[REQUIRED WORK]: Go through the records underneath and count the lines that include the string "this". Give nothing but the number.

Extracts from a graphics dataset:
==================================================

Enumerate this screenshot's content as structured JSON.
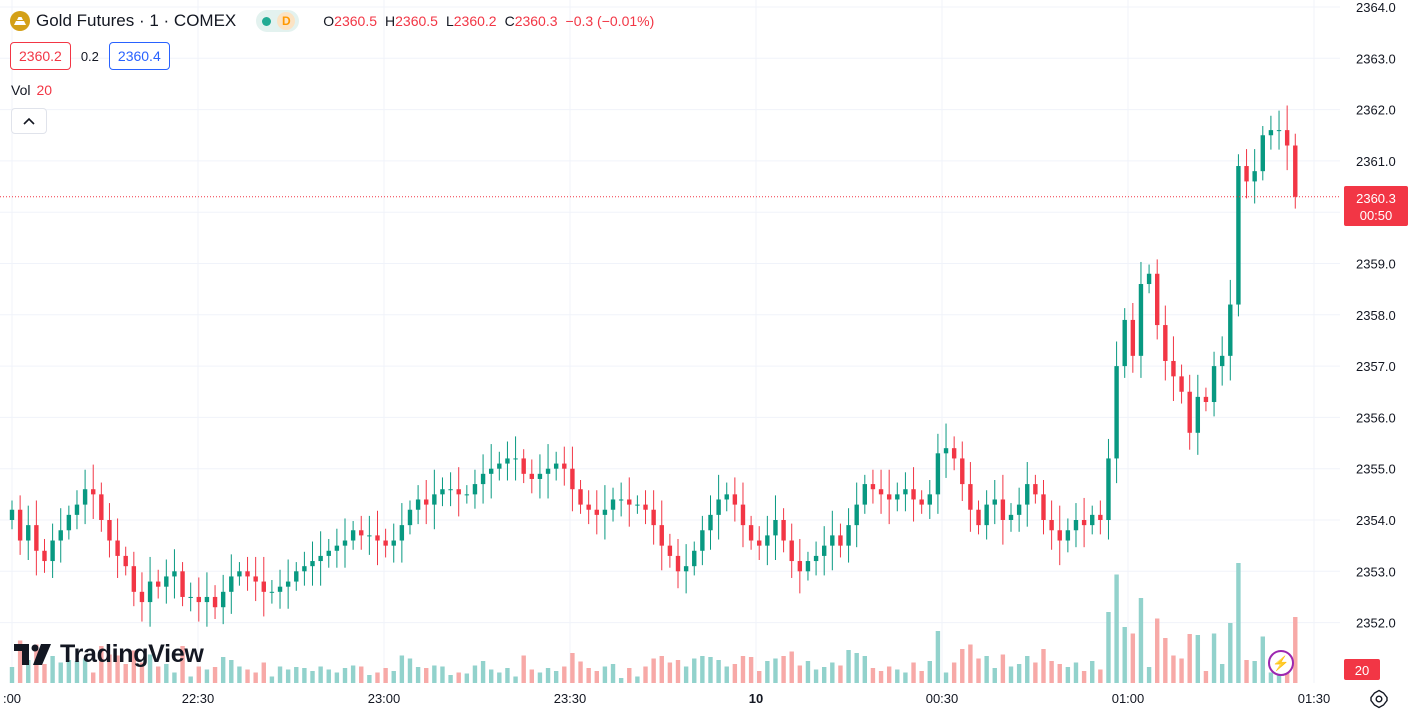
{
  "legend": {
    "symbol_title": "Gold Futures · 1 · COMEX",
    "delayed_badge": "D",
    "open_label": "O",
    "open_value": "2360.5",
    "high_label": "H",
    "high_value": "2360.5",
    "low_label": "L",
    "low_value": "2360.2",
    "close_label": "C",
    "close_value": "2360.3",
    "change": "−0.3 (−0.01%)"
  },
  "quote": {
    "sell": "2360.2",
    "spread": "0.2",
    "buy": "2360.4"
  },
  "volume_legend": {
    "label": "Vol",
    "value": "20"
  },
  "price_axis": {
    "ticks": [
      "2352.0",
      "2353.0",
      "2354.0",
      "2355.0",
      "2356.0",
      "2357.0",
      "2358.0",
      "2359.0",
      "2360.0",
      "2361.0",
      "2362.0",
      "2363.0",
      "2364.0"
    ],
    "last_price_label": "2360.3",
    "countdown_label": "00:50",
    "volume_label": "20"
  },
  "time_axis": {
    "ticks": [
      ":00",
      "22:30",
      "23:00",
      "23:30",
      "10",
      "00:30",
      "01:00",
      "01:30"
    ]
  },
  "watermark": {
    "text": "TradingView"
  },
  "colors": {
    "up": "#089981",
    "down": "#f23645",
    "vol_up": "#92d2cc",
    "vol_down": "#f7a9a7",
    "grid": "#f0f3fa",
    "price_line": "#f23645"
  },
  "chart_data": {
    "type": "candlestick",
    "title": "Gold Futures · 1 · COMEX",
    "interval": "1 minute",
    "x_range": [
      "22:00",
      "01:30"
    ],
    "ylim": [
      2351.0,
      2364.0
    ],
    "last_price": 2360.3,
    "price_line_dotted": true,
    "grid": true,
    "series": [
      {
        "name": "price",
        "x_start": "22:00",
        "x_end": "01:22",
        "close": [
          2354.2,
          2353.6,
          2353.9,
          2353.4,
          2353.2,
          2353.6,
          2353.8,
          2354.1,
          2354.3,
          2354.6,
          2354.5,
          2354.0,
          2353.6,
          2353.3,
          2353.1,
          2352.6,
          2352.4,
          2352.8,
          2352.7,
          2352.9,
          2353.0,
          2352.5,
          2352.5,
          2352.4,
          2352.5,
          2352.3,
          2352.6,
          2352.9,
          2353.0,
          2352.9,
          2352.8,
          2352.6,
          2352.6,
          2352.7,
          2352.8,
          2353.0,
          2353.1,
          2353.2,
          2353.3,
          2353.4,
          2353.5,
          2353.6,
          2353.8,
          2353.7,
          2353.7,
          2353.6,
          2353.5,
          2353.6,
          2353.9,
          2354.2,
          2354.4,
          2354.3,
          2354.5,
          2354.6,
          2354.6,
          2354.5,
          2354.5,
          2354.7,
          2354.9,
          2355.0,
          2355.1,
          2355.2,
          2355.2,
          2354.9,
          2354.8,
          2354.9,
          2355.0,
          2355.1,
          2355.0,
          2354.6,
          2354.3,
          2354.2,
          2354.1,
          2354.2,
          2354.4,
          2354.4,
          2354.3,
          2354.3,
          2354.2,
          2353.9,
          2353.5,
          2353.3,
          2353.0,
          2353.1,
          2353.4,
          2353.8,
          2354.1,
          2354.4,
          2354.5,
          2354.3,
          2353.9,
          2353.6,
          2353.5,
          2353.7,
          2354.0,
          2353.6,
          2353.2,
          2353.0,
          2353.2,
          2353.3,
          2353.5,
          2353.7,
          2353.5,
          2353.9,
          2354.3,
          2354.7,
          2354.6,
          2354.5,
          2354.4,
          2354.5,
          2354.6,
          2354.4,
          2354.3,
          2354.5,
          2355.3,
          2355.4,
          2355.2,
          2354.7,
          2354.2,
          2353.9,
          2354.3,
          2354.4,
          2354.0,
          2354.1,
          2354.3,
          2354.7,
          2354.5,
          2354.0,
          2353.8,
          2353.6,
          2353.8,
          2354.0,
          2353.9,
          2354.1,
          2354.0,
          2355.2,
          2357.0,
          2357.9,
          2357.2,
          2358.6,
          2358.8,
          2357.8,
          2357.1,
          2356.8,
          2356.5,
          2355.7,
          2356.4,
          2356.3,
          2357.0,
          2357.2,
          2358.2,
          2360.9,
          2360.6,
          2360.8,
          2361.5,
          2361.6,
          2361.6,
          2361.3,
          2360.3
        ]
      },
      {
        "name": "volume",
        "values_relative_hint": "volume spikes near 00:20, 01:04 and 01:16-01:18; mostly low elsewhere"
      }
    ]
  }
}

==================================================

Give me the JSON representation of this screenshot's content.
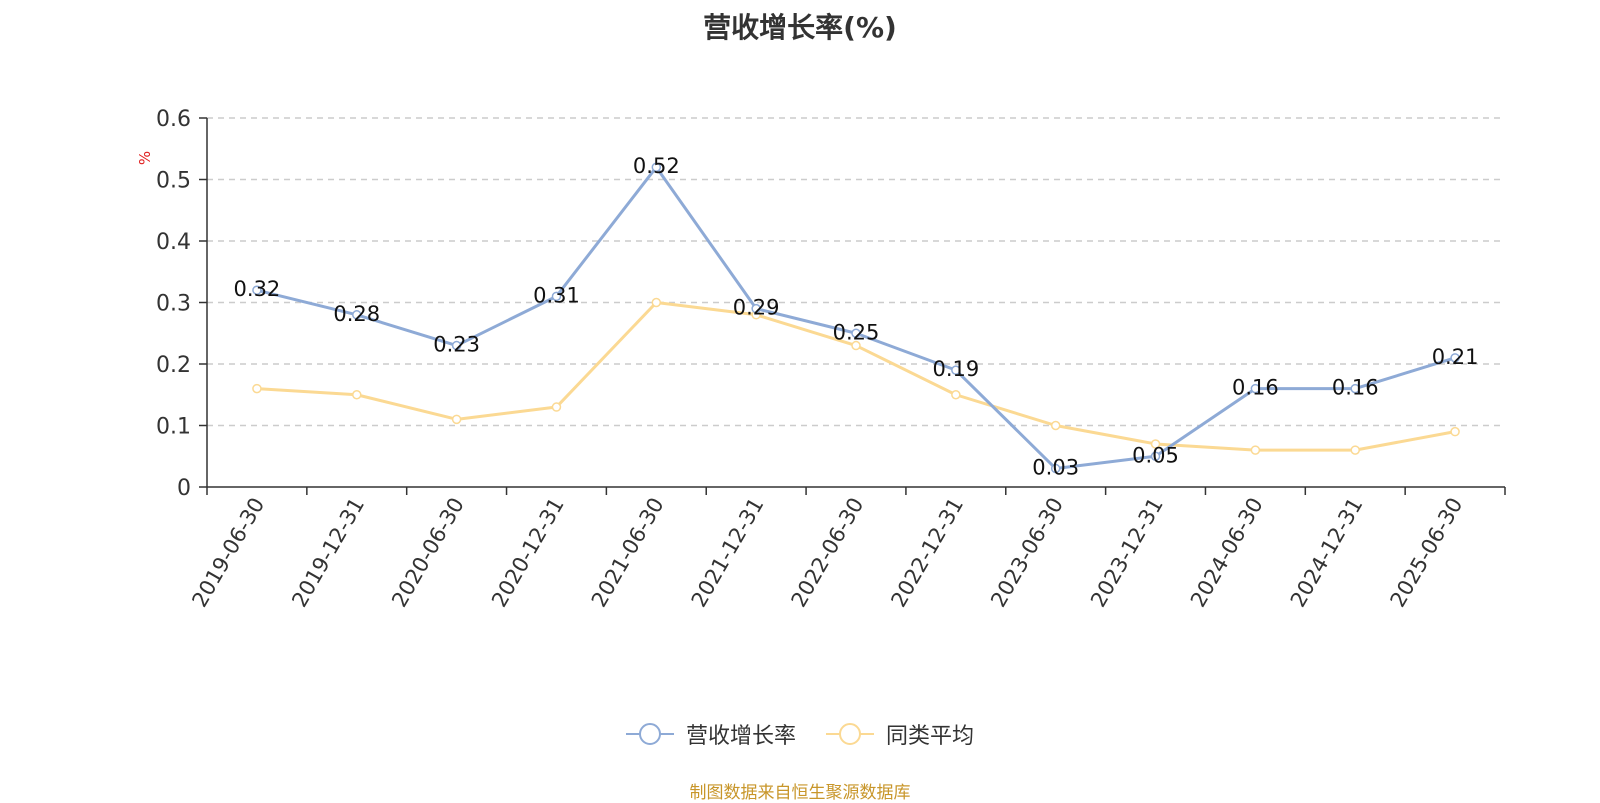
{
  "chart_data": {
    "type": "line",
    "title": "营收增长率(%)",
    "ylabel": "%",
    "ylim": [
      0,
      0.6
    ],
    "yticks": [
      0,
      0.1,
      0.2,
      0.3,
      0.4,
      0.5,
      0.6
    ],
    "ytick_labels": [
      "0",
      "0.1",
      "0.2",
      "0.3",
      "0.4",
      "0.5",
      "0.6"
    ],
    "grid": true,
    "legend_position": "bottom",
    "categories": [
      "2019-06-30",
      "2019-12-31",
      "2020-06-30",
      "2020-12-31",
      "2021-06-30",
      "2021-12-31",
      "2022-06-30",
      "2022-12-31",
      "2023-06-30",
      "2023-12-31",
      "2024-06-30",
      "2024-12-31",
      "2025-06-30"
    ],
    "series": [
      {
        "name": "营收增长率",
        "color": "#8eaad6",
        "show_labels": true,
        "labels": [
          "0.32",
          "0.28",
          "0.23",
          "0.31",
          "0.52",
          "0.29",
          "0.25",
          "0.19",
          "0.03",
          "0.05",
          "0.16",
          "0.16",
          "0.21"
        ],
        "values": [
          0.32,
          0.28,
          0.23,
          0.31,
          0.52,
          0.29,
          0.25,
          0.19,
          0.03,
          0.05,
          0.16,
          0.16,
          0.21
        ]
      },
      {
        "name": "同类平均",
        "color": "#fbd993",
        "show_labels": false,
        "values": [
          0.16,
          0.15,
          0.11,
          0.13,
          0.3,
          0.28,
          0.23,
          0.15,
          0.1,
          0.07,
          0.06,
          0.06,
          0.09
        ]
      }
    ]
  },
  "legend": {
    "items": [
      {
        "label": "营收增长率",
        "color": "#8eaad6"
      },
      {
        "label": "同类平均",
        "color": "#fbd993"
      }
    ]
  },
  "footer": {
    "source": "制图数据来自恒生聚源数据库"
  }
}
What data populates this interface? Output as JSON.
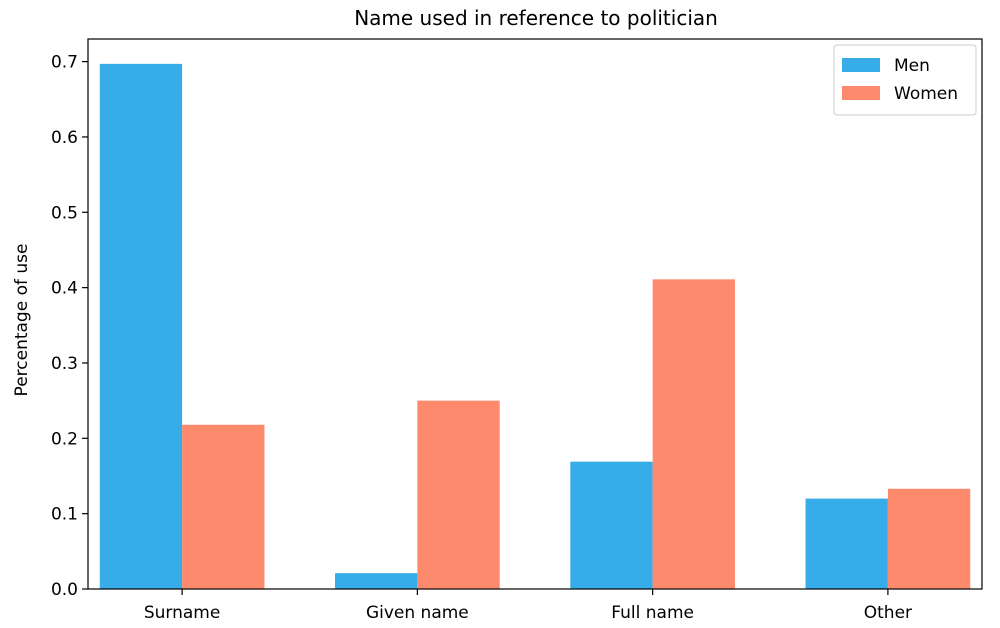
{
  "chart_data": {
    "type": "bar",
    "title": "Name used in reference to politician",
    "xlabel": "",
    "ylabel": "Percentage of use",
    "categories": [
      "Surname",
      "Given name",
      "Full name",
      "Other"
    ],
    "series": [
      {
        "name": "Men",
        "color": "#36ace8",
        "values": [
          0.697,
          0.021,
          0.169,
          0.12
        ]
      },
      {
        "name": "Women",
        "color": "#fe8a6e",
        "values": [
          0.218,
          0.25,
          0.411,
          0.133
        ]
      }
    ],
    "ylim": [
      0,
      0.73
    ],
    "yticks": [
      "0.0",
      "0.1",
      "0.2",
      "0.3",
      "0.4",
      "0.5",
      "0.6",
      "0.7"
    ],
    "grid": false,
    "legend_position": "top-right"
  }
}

==================================================

[FINAL RESULT]: 3